>> START

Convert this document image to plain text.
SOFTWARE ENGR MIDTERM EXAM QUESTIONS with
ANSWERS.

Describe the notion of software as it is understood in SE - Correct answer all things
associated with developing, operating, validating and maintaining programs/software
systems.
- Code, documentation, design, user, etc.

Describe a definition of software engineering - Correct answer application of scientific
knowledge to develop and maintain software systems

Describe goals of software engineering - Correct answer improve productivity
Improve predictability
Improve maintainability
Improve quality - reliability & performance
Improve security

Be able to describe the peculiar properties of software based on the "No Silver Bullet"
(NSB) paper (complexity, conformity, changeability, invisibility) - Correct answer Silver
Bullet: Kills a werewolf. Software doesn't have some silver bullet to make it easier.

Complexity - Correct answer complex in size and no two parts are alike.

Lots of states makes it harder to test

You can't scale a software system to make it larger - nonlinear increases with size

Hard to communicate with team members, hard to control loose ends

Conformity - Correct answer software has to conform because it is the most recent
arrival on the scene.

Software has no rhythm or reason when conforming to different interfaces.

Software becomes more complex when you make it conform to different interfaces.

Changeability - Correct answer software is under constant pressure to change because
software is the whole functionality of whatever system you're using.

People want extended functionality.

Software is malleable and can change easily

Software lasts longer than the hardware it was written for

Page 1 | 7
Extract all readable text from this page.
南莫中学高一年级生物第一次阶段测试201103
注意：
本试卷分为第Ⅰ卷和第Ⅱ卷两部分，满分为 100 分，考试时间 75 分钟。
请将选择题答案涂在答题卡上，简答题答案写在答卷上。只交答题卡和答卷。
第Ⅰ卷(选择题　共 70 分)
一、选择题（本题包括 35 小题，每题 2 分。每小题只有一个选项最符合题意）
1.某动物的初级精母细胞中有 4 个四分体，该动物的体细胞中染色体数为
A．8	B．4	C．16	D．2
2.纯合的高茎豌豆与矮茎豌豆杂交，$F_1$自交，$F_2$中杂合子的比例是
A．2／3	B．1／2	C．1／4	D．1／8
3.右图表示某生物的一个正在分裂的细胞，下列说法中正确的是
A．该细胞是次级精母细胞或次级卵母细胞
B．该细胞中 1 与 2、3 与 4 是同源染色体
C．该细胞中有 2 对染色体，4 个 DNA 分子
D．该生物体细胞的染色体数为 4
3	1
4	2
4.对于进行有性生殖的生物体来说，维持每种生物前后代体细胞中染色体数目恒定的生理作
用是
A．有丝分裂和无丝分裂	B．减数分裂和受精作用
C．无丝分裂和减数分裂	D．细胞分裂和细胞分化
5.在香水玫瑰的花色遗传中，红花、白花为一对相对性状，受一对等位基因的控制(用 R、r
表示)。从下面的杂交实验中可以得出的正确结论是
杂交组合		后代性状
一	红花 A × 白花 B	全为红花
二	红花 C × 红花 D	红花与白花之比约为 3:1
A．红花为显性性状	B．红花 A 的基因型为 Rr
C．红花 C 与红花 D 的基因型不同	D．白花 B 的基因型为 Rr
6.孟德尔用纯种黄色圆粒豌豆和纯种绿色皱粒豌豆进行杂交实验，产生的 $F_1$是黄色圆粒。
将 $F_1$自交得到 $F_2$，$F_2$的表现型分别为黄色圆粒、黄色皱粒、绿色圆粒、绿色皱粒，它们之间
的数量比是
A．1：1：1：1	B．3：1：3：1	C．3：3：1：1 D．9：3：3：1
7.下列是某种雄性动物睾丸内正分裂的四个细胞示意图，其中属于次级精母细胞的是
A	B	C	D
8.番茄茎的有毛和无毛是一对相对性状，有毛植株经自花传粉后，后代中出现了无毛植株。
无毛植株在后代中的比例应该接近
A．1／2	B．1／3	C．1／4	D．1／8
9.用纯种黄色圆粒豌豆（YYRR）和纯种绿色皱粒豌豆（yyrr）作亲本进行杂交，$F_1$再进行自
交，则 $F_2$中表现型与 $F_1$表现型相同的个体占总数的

>> END

WRITTEN PROBLEM. Filter the entries and copy out every line with the word "when".

PROBLEM SOLUTION.
Software has no rhythm or reason when conforming to different interfaces.
Software becomes more complex when you make it conform to different interfaces.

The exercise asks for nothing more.